▶ _Requirements_
Answer with the number of lines in the listing below that contain the word "Impôts", and nothing else.

Some records
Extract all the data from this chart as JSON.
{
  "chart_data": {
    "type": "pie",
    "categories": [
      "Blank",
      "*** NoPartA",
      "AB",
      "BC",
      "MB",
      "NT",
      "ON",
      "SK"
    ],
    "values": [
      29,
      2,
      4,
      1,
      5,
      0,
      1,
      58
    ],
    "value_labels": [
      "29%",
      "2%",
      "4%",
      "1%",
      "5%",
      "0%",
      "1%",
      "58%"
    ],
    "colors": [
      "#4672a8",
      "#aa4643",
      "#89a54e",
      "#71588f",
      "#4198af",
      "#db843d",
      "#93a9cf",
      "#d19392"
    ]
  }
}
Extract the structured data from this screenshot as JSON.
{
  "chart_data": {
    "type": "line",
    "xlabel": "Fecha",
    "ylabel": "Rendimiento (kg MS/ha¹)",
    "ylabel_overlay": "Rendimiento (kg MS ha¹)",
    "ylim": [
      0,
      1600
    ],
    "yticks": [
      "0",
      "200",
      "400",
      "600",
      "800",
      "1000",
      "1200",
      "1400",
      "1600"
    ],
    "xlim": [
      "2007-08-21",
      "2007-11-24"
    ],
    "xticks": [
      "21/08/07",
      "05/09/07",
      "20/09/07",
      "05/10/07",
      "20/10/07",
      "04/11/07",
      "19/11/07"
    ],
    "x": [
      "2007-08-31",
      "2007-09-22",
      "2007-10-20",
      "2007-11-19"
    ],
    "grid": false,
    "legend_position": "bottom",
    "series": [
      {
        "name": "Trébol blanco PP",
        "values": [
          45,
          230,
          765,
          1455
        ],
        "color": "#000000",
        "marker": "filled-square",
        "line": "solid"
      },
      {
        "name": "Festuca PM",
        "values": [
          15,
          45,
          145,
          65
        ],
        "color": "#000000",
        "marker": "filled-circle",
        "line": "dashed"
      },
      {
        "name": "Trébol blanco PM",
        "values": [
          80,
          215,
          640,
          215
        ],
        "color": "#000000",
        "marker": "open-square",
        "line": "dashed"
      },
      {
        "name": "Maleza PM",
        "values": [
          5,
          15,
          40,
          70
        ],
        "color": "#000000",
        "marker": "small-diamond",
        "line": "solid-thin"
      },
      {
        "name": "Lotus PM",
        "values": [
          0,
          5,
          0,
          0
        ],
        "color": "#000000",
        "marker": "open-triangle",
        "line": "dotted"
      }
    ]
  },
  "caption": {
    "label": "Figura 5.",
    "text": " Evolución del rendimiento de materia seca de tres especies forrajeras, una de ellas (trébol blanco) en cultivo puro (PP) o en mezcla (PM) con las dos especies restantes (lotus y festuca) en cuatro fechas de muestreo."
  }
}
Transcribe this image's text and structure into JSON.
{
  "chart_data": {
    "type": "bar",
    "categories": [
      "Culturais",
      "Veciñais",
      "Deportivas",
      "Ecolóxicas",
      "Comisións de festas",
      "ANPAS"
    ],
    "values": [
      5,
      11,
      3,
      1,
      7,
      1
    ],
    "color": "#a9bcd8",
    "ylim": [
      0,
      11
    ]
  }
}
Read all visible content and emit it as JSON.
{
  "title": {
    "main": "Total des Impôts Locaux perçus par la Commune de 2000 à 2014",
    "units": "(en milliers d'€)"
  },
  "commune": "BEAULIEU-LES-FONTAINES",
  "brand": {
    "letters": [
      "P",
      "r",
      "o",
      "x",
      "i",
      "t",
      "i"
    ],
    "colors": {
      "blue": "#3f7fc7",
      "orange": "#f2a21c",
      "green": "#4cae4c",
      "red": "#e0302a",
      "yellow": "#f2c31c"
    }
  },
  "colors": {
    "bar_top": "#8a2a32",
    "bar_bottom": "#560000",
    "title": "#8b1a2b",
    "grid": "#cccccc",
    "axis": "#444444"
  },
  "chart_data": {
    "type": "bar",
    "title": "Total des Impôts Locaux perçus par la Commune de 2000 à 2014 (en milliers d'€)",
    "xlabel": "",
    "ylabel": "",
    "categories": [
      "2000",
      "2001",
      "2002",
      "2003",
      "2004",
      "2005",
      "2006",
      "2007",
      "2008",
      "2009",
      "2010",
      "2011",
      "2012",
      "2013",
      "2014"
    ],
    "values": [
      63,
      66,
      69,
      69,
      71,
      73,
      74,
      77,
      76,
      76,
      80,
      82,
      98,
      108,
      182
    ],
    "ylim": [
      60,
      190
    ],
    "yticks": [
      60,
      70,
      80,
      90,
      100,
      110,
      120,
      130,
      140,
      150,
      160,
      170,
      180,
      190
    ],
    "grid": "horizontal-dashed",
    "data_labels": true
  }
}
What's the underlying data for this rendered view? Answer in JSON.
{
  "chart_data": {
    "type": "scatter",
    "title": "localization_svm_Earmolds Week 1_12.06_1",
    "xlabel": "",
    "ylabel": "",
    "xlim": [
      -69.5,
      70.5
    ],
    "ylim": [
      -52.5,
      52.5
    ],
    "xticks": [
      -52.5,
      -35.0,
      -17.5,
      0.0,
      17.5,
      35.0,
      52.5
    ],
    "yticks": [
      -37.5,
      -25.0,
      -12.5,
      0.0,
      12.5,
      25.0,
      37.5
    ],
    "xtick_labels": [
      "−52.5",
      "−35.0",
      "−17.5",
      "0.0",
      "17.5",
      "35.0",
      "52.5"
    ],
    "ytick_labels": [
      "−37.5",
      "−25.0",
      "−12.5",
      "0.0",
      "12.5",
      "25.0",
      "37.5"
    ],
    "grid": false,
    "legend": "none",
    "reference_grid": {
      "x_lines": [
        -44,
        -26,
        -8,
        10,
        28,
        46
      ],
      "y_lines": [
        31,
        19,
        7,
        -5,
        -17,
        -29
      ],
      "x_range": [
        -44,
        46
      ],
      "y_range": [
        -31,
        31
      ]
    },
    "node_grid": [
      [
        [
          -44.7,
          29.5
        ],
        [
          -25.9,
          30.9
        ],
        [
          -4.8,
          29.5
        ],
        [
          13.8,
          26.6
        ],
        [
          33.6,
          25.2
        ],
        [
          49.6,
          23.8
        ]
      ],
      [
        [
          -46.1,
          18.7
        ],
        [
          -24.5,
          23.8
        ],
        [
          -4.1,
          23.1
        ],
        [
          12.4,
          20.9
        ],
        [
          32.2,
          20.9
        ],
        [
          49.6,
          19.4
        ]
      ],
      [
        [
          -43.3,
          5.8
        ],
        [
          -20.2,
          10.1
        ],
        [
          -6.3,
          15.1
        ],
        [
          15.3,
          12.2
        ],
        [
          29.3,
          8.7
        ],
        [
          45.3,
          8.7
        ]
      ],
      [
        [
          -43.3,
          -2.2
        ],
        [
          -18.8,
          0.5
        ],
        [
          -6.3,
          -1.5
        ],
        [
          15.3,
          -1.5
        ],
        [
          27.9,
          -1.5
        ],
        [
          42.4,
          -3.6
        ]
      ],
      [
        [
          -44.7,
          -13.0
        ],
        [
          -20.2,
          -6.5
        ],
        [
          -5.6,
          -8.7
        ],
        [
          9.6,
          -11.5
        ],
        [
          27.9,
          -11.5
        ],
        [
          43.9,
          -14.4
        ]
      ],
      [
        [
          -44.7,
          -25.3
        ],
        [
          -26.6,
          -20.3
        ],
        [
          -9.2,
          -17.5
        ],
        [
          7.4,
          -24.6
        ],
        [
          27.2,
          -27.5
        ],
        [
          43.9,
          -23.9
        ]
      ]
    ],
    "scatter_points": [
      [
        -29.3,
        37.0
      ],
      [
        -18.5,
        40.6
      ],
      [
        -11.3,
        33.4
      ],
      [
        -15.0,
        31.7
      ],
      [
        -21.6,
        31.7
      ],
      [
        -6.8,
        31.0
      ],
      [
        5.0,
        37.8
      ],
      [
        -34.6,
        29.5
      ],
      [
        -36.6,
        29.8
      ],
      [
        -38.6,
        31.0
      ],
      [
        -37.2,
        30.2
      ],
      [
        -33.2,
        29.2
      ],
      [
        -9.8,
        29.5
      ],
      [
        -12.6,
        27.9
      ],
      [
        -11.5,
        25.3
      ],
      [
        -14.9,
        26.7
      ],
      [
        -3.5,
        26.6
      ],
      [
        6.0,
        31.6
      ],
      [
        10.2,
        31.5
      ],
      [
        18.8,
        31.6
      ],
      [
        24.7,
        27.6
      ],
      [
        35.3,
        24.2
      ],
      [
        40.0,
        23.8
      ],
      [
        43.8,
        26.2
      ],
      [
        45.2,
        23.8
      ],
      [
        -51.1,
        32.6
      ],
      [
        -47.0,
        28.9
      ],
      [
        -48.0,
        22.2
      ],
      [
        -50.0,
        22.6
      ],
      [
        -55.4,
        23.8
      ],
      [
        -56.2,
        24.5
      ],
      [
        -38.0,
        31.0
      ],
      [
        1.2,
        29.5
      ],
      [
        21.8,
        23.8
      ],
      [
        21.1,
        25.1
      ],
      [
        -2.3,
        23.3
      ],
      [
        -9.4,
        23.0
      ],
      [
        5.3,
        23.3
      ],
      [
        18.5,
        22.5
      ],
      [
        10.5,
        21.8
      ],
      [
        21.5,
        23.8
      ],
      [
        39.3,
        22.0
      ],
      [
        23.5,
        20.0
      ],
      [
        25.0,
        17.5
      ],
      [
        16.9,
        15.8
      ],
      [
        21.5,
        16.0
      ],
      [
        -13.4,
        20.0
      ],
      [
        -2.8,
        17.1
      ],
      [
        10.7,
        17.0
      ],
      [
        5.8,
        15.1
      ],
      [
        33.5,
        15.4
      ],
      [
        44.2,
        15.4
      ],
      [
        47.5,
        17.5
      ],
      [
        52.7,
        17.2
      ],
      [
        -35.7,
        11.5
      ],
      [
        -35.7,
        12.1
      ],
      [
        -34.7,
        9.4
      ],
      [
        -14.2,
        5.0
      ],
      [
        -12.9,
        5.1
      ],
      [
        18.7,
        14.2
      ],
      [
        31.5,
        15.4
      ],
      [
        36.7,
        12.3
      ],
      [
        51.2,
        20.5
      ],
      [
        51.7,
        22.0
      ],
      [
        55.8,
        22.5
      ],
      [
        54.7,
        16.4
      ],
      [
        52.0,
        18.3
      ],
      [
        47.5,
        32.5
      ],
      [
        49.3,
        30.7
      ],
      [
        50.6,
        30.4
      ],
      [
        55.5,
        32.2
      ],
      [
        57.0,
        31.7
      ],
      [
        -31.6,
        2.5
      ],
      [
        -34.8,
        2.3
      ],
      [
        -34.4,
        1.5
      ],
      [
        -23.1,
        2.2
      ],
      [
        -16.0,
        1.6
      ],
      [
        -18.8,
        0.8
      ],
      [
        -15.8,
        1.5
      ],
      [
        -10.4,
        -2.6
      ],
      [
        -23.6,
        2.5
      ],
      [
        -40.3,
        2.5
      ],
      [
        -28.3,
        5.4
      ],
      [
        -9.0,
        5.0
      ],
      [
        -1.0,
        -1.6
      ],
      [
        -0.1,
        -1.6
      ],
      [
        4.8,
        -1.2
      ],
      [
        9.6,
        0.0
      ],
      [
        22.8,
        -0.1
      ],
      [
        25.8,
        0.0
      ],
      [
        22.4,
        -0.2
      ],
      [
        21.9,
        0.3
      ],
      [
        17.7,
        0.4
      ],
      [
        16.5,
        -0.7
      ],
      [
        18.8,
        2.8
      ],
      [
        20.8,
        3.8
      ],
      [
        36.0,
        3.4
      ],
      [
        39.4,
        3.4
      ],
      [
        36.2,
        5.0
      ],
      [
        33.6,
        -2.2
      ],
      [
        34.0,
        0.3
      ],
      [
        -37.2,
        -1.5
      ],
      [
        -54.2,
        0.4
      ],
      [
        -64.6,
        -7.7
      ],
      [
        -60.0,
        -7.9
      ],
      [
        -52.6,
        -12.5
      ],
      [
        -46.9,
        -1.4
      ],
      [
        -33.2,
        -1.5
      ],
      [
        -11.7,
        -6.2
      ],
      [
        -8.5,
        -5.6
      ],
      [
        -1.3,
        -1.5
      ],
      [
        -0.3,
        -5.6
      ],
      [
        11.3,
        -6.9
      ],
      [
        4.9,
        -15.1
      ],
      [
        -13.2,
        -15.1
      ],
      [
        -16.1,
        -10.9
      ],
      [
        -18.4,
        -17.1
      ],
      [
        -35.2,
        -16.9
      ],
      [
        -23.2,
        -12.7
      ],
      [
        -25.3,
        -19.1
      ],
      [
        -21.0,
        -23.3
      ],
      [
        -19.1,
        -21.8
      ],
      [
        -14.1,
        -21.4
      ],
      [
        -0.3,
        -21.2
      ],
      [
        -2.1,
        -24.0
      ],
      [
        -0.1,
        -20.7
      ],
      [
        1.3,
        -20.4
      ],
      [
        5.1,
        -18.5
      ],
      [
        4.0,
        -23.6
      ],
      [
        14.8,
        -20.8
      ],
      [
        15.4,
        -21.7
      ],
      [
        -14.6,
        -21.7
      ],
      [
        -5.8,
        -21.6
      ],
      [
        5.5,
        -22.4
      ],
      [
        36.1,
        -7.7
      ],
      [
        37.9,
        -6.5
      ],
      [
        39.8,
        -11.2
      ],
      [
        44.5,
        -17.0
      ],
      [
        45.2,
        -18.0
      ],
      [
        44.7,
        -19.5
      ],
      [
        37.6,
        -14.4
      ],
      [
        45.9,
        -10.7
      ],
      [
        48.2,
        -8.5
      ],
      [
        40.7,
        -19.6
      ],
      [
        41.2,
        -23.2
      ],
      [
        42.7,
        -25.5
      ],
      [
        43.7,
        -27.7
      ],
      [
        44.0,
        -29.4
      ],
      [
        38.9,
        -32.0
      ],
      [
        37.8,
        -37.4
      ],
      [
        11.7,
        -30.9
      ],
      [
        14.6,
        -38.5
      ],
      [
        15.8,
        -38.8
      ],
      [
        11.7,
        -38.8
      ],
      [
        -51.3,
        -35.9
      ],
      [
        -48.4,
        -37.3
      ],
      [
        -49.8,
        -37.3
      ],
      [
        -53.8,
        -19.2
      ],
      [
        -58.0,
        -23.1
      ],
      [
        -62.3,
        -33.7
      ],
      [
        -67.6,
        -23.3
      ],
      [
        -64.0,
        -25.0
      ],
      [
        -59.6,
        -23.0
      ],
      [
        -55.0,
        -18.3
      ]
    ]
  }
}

▶ _Right answer_
2